- **Directives**:
a: Sum up the knitting forum thread below in two sentences.
b: Write the next post in the knitting forum thread below, following on from its last message.
start Selected extract
I thought I remembered that too.... here's the direct link to where LizR figured it out and wrote it for all
http://www.knittingparadise.com/t-445388-3.html#10228163


----------



## Maltova

jinx said:


> http://www.knittingparadise.com/t-445388-1.html
> I believe the raglan increases were shared in this topic.


Thank you for pointing me to this..yes, I guess it is the same


----------



## Bonnie7591

Those are so pretty, thanks to those who gave links to instructions,


----------



## run4fittness

Lovely and I do believe jinx shared the link.


----------



## silversurfer

The picture is detailed enough to count the stiches. The first inc row is yo K2yo. You then inc every other row and work the sts between the incs in garter stitch.


----------



## belledune

Not sure if this is as fancy as you would like but am sending it in case. It's a Taija Hilliard pattern called Little Lemon Drop. Hope it helps.Terry


----------



## Maltova

belledune said:


> Not sure if this is as fancy as you would like but am sending it in case. It's a Taija Hilliard pattern called Little Lemon Drop. Hope it helps.Terry


Oh yes, iy is very lovely too..cables on the raglan..love it.tried searching for the pattern..couldn't 
Could you share the link please?


----------



## belledune

Sorry sent the last email without adding this. KNIT & CROCHET SMART has a right up on Raglan sleeves trivia with several charts. Once you see these, I think you would get the idea of how to add other decorative stitches. I've attached the article but i see that the pictures do not seem to be there. You might just have to google the article. Good Luck & Happy Knitting! Terry


----------



## belledune

Take a look at me second email first as the cable raglan in the "Knit and Crochet smart Raglan sleeve trivia" article is free where as you would have to buy little lemon drop sweater on ravelry. I'm not great at attaching links. Something always goes wrong. but if you want the little yellow sweater just wright in Little lemon drop in the pattern section of ravelry. Hope it works! Terry


----------



## Mitch

Beautiful sweaters.


----------



## maggie45

These are beautiful


----------



## Loulame5

I knitted the sunnyside baby cardigan, the cabled one. It is free on ravelry: http://www.ravelry.com/patterns/library/sunnyside


----------



## Kansas g-ma

knit4ES said:


> I thought I remembered that too.... here's the direct link to where LizR figured it out and wrote it for all
> http://www.knittingparadise.com/t-445388-3.html#10228163


Thanks, Knit4ES, I had missed that posting. Probably could have figured it out myself but nice not to have to work at it. Thanks, LizR.


----------



## Leonne

These are so beautiful. Splendid example of "knitting".


----------



## sewlee

Thanks for this excellent site . 


belledune said:


> Sorry sent the last email without adding this. KNIT & CROCHET SMART has a right up on Raglan sleeves trivia with several charts. Once you see these, I think you would get the idea of how to add other decorative stitches. I've attached the article but i see that the pictures do not seem to be there. You might just have to google the article. Good Luck & Happy Knitting! Terry


----------



## gwennieh68

I seriously need patterns for these! They are so beautiful. If anyone finds out how to get the patterns will they please post the results on here? I am trying to research this myself but haven't managed to find anything so far.
end Selected extract
start Information shown
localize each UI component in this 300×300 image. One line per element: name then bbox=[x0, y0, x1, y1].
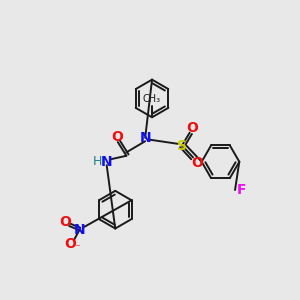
end Information shown
- **Task answers**:
a: Forum members share leads on raglan sweater patterns, including a direct link to the post where LizR wrote out the raglan increases and silversurfer's note that the first increase row is yo K2 yo, with increases every other row and garter stitch between them. Others point to the Little Lemon Drop pattern sold on Ravelry, a free Knit & Crochet Smart article on raglan sleeves, and the free Sunnyside baby cardigan on Ravelry, while several posters praise the sweaters and one still asks for the patterns.

b:
----------



## maggieblr

http://www.smart-knit-crocheting.com/raglan-sleeves.html


----------



## Shania

Love those sweaters. But not there yet


----------



## run4fittness

maggieblr said:


> http://www.smart-knit-crocheting.com/raglan-sleeves.html


Beautiful! Thank you!


----------



## clement

Beautiful work


----------



## Gundi2

dont know how too, but sure is beautiful.


----------



## spinninggill

Try looking at the symbol key on the chart and then write out what the symbol means, working stitch by stitch, row by row, until you come to the end - a bit laborious, but you only need to do it once and it's there for any other project with that pattern


----------



## kdanielewicz

Thank you for the links.


----------



## Grandma Jo

All of the sweaters are beautiful. Hope we can see some patterns for these.


----------



## overwhelmed1

Absolutely gorgeous. Wish the pattern is available.


----------



## jeanbess

Maltova said:


> Have seen some really intricate patterns on the raglan sleeve decreases/increases on some sites..would love to know how to do them..I can't read charts :sm03: :sm03:
> Attaching a pic here. Can anyone help?
> This is one of the simpler ones..there are others which have lace & much more complex stuff ..very beautiful
> 
> Edited to add another pic


That lady that puts these pattern on Pinterest has beautiful work i wish we can get them in English 
There so unique


----------



## grandmann

Grandma Jo said:


> All of the sweaters are beautiful. Hope we can see some patterns for these.


I agree...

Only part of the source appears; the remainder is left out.